**To be done**.
The entries that follow should be written out exactly.
[Start Recorded information]
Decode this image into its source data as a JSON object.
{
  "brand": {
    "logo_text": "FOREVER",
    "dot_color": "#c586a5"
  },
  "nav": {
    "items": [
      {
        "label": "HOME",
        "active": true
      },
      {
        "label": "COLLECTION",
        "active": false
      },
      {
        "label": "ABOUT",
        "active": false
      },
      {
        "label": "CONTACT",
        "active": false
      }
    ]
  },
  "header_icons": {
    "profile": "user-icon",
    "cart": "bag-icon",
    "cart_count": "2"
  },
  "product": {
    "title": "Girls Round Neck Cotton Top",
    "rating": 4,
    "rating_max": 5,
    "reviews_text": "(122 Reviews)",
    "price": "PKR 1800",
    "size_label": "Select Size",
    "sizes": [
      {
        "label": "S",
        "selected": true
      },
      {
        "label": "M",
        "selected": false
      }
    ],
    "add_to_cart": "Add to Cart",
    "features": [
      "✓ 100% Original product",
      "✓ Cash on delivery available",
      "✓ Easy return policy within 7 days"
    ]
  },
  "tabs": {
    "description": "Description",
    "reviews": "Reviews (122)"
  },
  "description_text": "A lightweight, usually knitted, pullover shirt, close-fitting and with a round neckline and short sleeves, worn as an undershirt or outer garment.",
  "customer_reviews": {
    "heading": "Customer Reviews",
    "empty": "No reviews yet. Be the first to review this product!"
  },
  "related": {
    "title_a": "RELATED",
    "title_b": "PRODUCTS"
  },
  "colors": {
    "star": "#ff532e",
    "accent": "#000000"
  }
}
[End Recorded information]
**Exercise output**.
Decode this image into its source data as a JSON object.
{
  "brand": {
    "logo_text": "FOREVER",
    "dot_color": "#c586a5"
  },
  "nav": {
    "items": [
      {
        "label": "HOME",
        "active": true
      },
      {
        "label": "COLLECTION",
        "active": false
      },
      {
        "label": "ABOUT",
        "active": false
      },
      {
        "label": "CONTACT",
        "active": false
      }
    ]
  },
  "header_icons": {
    "profile": "user-icon",
    "cart": "bag-icon",
    "cart_count": "2"
  },
  "product": {
    "title": "Girls Round Neck Cotton Top",
    "rating": 4,
    "rating_max": 5,
    "reviews_text": "(122 Reviews)",
    "price": "PKR 1800",
    "size_label": "Select Size",
    "sizes": [
      {
        "label": "S",
        "selected": true
      },
      {
        "label": "M",
        "selected": false
      }
    ],
    "add_to_cart": "Add to Cart",
    "features": [
      "✓ 100% Original product",
      "✓ Cash on delivery available",
      "✓ Easy return policy within 7 days"
    ]
  },
  "tabs": {
    "description": "Description",
    "reviews": "Reviews (122)"
  },
  "description_text": "A lightweight, usually knitted, pullover shirt, close-fitting and with a round neckline and short sleeves, worn as an undershirt or outer garment.",
  "customer_reviews": {
    "heading": "Customer Reviews",
    "empty": "No reviews yet. Be the first to review this product!"
  },
  "related": {
    "title_a": "RELATED",
    "title_b": "PRODUCTS"
  },
  "colors": {
    "star": "#ff532e",
    "accent": "#000000"
  }
}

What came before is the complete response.